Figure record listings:
○ ○ ○

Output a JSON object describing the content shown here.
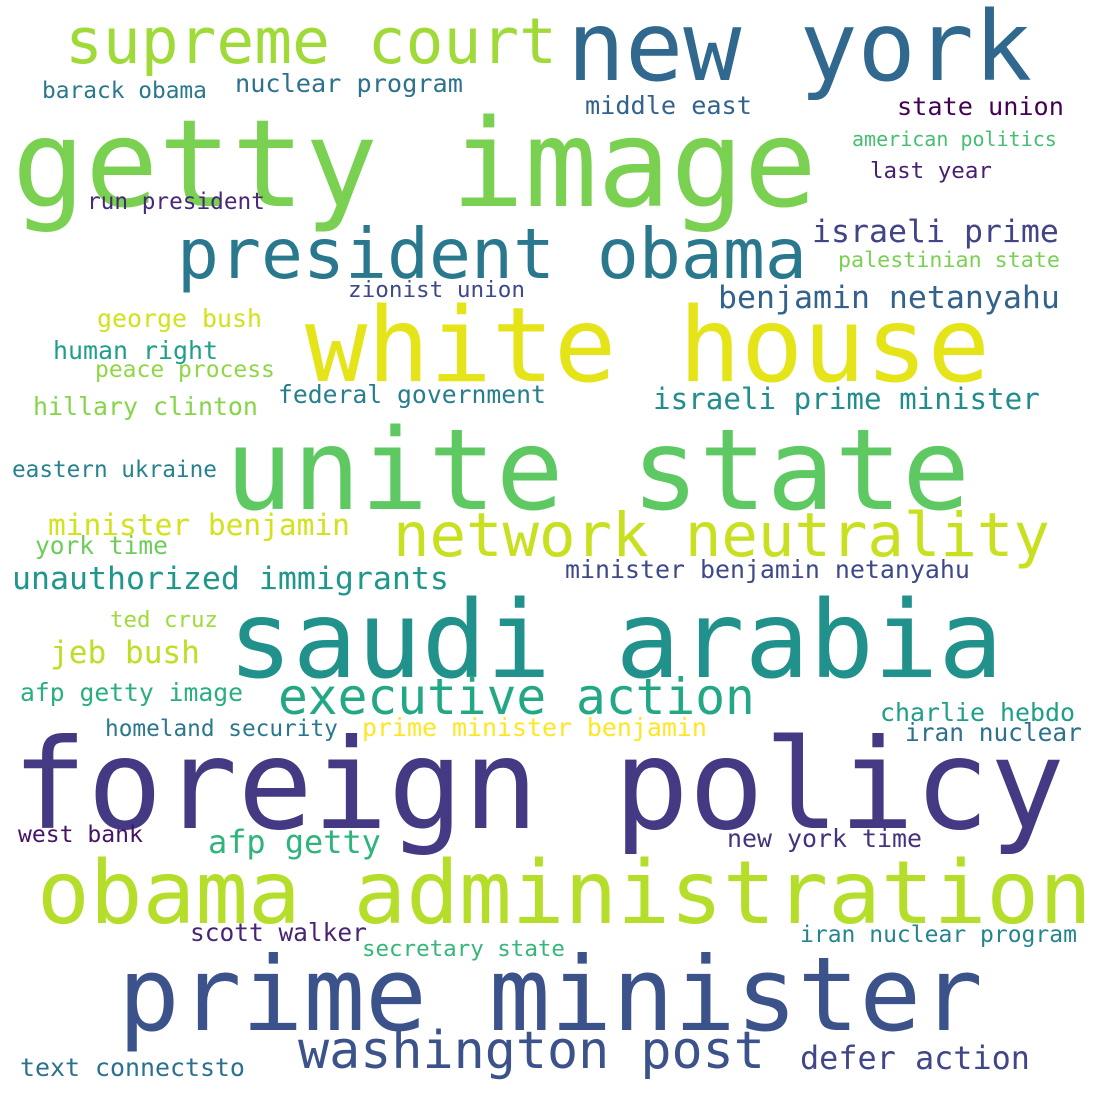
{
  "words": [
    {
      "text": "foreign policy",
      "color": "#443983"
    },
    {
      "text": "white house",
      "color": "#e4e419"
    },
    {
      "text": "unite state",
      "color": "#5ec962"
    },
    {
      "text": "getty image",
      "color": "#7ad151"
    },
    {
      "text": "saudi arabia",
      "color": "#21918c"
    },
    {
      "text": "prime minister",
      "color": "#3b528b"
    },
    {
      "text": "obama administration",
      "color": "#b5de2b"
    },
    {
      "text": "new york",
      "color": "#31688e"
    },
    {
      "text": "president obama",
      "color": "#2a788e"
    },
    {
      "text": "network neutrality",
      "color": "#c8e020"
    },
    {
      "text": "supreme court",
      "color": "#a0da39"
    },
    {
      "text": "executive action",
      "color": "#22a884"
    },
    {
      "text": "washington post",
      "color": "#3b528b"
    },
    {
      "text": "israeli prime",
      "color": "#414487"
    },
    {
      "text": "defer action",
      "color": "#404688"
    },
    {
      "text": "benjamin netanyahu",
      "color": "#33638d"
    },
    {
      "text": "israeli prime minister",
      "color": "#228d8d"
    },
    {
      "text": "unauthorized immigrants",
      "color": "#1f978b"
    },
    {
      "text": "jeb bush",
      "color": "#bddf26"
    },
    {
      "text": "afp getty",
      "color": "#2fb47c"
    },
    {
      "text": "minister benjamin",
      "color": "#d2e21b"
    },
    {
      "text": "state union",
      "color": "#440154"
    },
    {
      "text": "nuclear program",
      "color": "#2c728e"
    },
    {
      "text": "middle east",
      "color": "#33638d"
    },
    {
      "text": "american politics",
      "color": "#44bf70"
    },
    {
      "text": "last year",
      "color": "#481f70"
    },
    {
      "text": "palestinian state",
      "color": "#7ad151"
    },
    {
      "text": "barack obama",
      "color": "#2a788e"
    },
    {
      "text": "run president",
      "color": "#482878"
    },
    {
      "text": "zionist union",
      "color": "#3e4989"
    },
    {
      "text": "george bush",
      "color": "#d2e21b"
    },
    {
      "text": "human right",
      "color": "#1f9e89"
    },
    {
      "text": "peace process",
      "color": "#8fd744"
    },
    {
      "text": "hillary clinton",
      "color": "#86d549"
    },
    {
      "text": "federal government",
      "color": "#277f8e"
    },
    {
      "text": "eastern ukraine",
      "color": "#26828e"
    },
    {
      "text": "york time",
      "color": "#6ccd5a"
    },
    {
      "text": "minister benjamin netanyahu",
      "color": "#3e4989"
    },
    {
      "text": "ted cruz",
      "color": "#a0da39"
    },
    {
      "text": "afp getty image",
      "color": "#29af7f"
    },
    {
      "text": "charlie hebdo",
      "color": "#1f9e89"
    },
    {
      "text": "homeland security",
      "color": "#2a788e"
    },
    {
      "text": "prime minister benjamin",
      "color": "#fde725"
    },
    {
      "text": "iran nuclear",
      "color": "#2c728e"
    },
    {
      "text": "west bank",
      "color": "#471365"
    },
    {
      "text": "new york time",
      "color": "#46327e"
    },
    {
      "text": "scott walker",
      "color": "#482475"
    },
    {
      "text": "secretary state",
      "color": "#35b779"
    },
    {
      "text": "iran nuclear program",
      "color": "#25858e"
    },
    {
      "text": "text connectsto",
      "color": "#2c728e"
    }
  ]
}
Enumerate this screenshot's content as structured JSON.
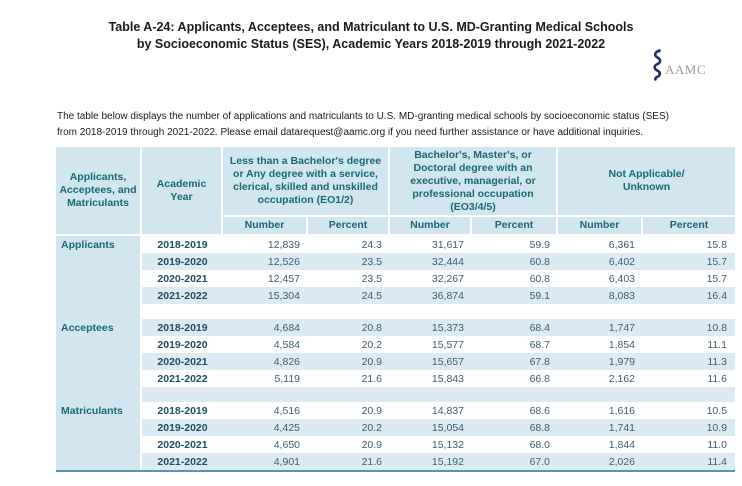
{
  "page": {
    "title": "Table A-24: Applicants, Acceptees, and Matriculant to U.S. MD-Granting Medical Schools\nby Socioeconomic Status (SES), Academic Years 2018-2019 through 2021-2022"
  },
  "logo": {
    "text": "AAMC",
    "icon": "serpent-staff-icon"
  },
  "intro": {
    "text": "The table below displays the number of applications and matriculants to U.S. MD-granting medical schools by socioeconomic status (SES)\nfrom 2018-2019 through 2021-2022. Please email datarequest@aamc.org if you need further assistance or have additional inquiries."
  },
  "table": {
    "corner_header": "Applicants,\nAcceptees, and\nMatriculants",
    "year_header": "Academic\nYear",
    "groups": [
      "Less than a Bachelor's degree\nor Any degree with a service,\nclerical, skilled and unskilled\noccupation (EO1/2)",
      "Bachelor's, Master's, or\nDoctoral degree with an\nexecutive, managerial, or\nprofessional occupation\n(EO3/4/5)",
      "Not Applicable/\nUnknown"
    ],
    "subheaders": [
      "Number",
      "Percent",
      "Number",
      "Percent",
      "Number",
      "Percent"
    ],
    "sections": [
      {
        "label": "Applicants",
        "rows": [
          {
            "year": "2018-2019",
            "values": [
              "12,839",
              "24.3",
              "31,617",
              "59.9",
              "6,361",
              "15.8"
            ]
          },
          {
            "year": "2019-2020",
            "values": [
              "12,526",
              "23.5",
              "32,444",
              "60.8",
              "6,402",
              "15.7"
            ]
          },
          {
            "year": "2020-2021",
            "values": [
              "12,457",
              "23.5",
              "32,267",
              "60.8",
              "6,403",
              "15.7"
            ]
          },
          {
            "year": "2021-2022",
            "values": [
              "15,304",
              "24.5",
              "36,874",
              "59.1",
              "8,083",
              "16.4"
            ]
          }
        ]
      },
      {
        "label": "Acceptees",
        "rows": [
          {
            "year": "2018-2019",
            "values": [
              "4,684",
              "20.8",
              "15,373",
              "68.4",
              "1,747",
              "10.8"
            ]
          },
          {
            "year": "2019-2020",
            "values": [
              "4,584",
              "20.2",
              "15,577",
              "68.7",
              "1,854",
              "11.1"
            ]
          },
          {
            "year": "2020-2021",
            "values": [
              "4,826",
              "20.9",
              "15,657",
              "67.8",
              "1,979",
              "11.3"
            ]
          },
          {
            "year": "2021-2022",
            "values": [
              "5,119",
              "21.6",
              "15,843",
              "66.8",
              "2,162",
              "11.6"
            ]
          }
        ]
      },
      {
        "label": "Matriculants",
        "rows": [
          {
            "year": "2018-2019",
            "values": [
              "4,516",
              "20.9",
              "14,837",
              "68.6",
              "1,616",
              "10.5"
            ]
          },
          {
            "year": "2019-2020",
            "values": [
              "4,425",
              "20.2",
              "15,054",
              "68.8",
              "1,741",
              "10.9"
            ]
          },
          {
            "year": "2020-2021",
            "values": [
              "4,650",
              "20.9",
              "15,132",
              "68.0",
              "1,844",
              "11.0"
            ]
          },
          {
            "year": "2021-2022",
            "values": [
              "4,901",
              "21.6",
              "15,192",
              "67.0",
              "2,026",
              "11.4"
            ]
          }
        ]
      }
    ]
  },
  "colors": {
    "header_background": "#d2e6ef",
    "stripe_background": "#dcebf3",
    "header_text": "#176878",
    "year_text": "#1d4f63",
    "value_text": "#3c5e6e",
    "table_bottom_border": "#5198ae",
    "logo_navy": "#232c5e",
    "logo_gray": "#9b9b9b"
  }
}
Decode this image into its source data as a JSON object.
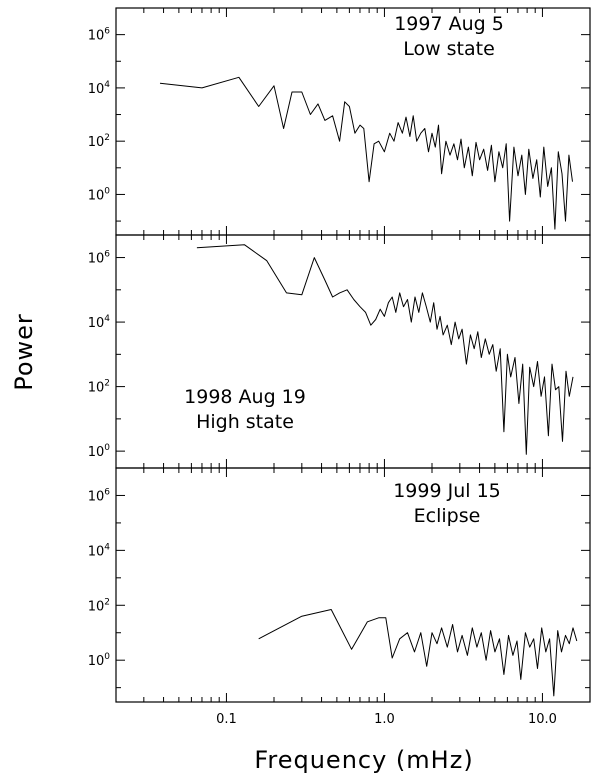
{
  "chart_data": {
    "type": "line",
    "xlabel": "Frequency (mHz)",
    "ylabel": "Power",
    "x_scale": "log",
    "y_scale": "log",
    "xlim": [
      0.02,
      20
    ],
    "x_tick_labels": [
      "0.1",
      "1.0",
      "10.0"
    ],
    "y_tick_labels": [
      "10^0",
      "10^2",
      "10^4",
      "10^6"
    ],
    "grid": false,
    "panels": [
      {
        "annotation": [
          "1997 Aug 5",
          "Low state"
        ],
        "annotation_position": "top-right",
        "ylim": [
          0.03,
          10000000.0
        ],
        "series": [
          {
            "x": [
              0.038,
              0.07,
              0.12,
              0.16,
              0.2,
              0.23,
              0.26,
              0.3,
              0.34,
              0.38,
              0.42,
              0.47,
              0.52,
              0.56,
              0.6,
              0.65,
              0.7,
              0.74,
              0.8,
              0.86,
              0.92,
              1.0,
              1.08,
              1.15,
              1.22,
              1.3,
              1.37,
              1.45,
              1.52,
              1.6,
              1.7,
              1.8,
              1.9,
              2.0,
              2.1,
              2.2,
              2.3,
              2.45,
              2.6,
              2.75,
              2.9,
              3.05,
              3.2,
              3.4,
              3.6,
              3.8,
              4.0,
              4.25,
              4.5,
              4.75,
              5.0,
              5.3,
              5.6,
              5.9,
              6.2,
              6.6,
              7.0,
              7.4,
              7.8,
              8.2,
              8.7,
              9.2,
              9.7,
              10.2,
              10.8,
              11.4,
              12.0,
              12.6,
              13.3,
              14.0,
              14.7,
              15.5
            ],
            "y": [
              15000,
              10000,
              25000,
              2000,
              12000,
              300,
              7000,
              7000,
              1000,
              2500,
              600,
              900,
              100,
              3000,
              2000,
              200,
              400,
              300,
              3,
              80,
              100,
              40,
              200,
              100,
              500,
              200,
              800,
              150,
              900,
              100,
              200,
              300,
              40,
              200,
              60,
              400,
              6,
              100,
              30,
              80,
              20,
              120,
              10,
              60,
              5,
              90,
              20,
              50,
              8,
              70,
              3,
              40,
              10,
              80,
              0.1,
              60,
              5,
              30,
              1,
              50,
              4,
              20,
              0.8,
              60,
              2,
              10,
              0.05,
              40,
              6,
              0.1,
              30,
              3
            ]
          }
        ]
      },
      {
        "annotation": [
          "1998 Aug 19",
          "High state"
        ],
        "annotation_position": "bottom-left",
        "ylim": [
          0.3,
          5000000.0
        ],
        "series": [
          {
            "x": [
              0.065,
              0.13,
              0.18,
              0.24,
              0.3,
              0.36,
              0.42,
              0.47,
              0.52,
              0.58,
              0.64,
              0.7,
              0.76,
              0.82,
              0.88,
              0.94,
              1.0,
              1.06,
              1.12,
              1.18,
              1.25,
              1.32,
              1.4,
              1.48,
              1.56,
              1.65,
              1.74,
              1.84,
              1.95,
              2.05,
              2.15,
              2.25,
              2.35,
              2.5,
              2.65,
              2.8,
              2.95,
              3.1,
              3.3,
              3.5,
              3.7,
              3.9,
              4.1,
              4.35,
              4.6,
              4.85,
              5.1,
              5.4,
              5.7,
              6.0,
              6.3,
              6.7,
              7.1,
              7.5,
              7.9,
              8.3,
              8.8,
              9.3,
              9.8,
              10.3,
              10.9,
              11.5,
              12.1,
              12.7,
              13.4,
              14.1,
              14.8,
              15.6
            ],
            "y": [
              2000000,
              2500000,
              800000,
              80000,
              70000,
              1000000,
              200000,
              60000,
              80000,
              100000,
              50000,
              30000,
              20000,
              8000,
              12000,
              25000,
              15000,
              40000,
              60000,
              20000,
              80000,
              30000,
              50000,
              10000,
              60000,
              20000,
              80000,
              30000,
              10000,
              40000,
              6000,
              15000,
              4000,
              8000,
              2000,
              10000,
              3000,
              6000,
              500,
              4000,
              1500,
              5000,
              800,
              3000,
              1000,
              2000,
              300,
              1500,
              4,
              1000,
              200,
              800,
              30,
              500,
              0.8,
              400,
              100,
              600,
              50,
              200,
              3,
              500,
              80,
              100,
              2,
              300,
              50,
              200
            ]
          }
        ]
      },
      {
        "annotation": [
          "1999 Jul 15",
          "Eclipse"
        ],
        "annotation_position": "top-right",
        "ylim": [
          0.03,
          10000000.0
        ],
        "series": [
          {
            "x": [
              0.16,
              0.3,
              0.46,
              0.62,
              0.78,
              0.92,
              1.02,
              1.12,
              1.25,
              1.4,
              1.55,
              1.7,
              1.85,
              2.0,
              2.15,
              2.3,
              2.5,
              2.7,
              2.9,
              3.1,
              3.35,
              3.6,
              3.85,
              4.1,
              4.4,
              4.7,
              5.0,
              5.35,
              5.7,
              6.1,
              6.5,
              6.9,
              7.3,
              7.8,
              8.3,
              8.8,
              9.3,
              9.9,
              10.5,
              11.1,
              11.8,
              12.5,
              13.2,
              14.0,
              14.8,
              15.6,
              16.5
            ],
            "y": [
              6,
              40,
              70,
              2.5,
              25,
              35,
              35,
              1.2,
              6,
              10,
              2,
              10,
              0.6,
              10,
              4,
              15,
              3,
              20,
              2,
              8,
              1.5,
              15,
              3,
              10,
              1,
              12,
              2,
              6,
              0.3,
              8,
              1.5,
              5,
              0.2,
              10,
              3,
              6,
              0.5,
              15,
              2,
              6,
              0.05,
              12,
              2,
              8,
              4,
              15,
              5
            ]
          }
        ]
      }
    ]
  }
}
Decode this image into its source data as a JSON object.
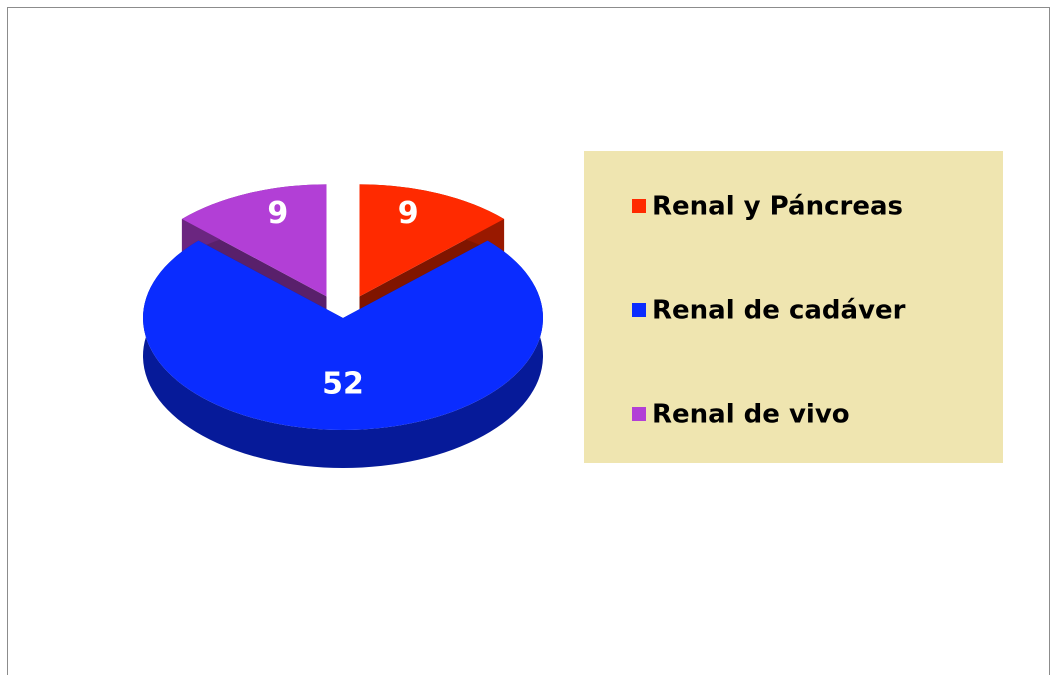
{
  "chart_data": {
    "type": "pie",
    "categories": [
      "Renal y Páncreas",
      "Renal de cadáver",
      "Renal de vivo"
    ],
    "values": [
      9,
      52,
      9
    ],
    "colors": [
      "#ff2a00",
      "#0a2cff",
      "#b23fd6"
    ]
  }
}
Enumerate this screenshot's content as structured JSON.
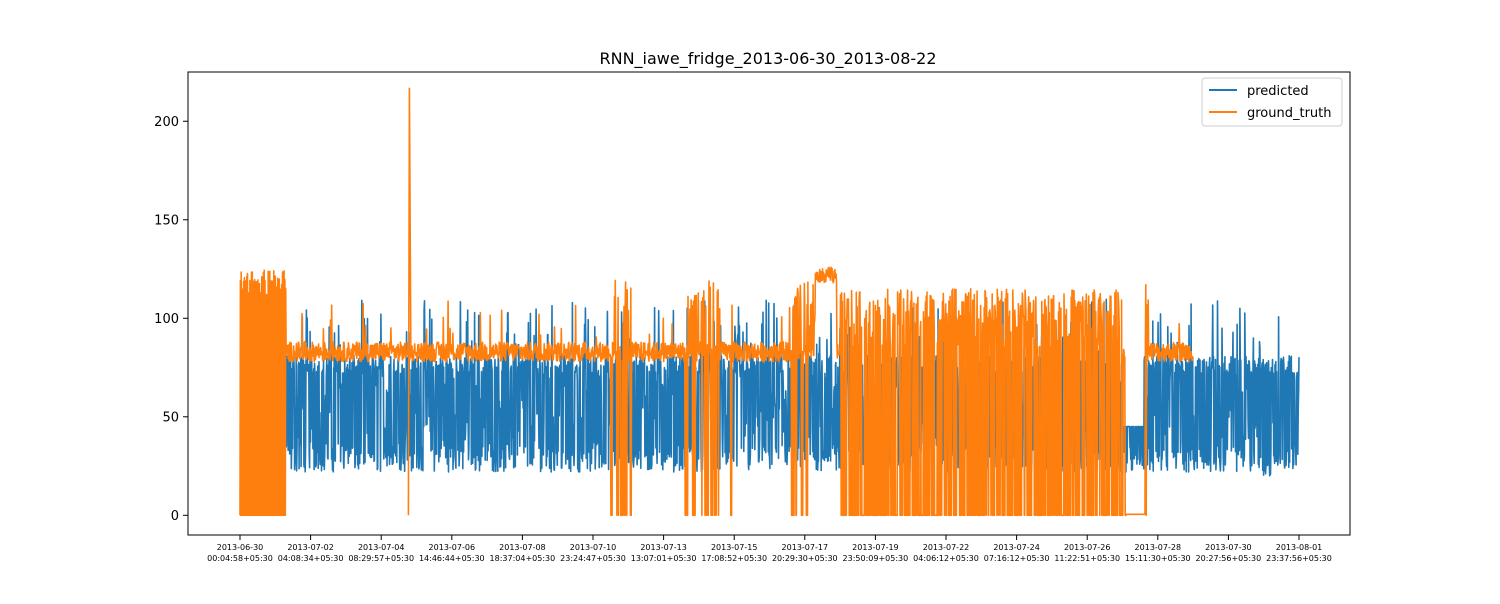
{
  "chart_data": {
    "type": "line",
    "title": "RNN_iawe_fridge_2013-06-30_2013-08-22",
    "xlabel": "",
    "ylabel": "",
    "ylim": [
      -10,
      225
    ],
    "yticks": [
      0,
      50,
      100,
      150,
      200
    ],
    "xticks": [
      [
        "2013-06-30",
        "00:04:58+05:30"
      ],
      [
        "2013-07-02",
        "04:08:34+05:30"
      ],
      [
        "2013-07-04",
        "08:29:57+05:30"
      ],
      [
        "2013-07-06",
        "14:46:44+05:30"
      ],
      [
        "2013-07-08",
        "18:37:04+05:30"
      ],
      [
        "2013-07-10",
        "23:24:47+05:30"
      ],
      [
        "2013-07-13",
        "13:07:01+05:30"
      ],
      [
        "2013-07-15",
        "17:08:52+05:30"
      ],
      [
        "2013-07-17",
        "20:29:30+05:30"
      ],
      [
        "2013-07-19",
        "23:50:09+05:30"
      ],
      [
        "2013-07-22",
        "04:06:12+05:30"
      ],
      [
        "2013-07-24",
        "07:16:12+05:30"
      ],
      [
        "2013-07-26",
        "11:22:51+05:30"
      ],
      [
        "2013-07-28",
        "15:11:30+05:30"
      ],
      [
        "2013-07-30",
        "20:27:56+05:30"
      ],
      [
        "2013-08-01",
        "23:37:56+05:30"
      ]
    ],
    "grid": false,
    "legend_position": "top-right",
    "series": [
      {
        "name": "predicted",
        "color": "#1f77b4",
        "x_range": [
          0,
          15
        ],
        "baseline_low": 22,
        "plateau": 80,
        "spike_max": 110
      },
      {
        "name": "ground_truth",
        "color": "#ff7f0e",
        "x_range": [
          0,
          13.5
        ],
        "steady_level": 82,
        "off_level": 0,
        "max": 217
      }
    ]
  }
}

○ ○ ○

Check each line of the material above for "image" and say how many lines contain it, giving the number alone.

WORKED ANSWER
4